## Short exercise
The records that follow are to be repeated exactly, with the pictures removed.

----

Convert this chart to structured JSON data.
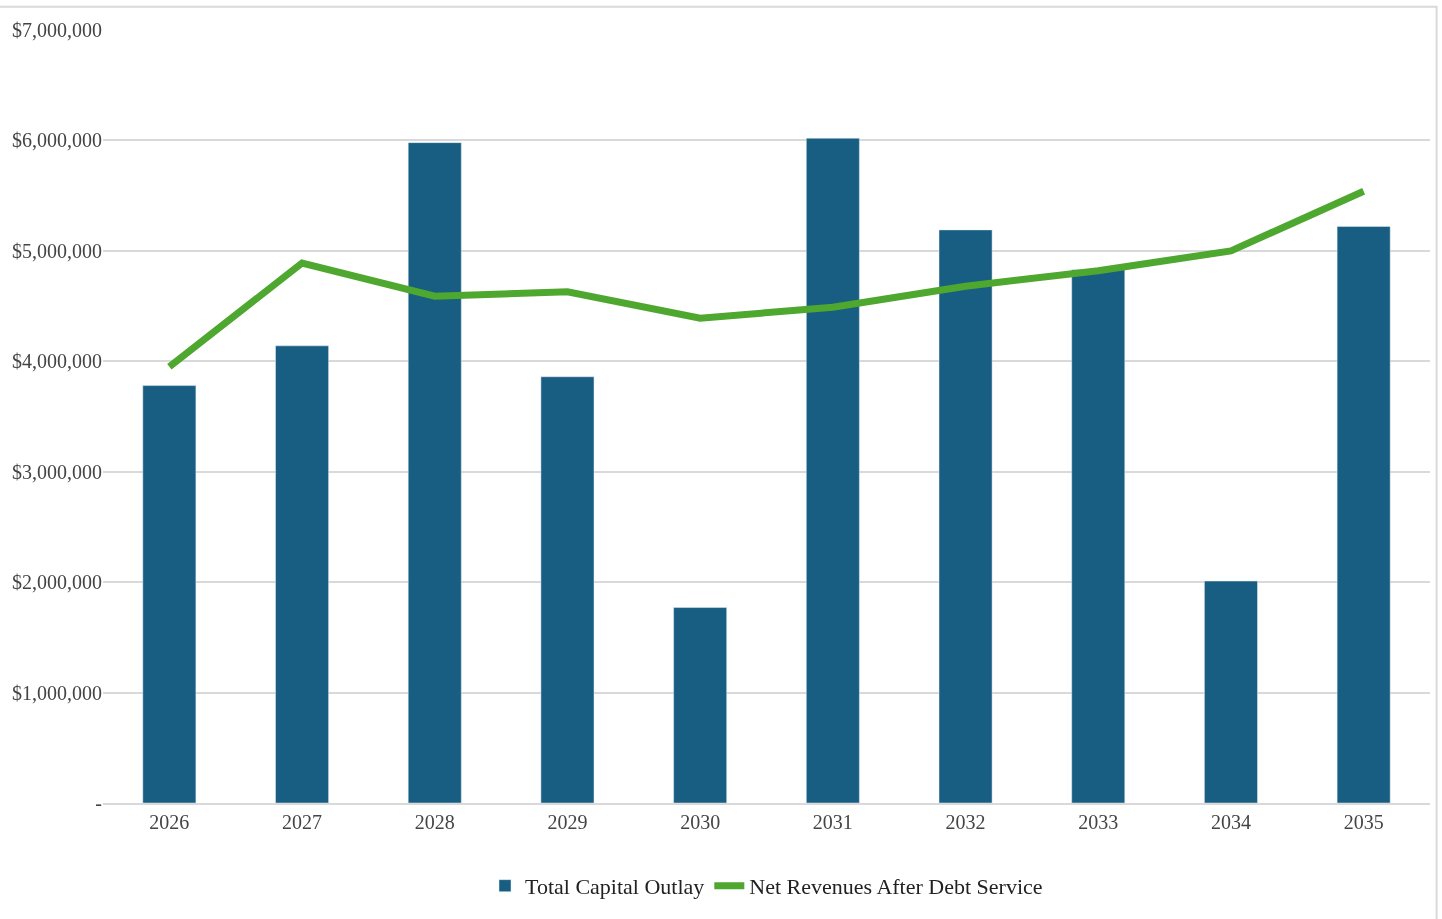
{
  "chart_data": {
    "type": "bar",
    "categories": [
      "2026",
      "2027",
      "2028",
      "2029",
      "2030",
      "2031",
      "2032",
      "2033",
      "2034",
      "2035"
    ],
    "series": [
      {
        "name": "Total Capital Outlay",
        "color": "#175e82",
        "values": [
          3780000,
          4140000,
          5980000,
          3860000,
          1770000,
          6020000,
          5190000,
          4830000,
          2010000,
          5220000
        ]
      },
      {
        "name": "Net Revenues After Debt Service",
        "type": "line",
        "color": "#4ea72e",
        "values": [
          3950000,
          4890000,
          4590000,
          4630000,
          4390000,
          4490000,
          4680000,
          4820000,
          5000000,
          5540000
        ]
      }
    ],
    "ylim": [
      0,
      7000000
    ],
    "yticks": [
      {
        "value": 0,
        "label": "-"
      },
      {
        "value": 1000000,
        "label": "$1,000,000"
      },
      {
        "value": 2000000,
        "label": "$2,000,000"
      },
      {
        "value": 3000000,
        "label": "$3,000,000"
      },
      {
        "value": 4000000,
        "label": "$4,000,000"
      },
      {
        "value": 5000000,
        "label": "$5,000,000"
      },
      {
        "value": 6000000,
        "label": "$6,000,000"
      },
      {
        "value": 7000000,
        "label": "$7,000,000"
      }
    ],
    "grid": "y",
    "legend": "bottom",
    "marker": "none",
    "line_style": "solid"
  }
}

----

## Task answer
Convert this chart to structured JSON data.
{
  "chart_data": {
    "type": "bar",
    "categories": [
      "2026",
      "2027",
      "2028",
      "2029",
      "2030",
      "2031",
      "2032",
      "2033",
      "2034",
      "2035"
    ],
    "series": [
      {
        "name": "Total Capital Outlay",
        "color": "#175e82",
        "values": [
          3780000,
          4140000,
          5980000,
          3860000,
          1770000,
          6020000,
          5190000,
          4830000,
          2010000,
          5220000
        ]
      },
      {
        "name": "Net Revenues After Debt Service",
        "type": "line",
        "color": "#4ea72e",
        "values": [
          3950000,
          4890000,
          4590000,
          4630000,
          4390000,
          4490000,
          4680000,
          4820000,
          5000000,
          5540000
        ]
      }
    ],
    "ylim": [
      0,
      7000000
    ],
    "yticks": [
      {
        "value": 0,
        "label": "-"
      },
      {
        "value": 1000000,
        "label": "$1,000,000"
      },
      {
        "value": 2000000,
        "label": "$2,000,000"
      },
      {
        "value": 3000000,
        "label": "$3,000,000"
      },
      {
        "value": 4000000,
        "label": "$4,000,000"
      },
      {
        "value": 5000000,
        "label": "$5,000,000"
      },
      {
        "value": 6000000,
        "label": "$6,000,000"
      },
      {
        "value": 7000000,
        "label": "$7,000,000"
      }
    ],
    "grid": "y",
    "legend": "bottom",
    "marker": "none",
    "line_style": "solid"
  }
}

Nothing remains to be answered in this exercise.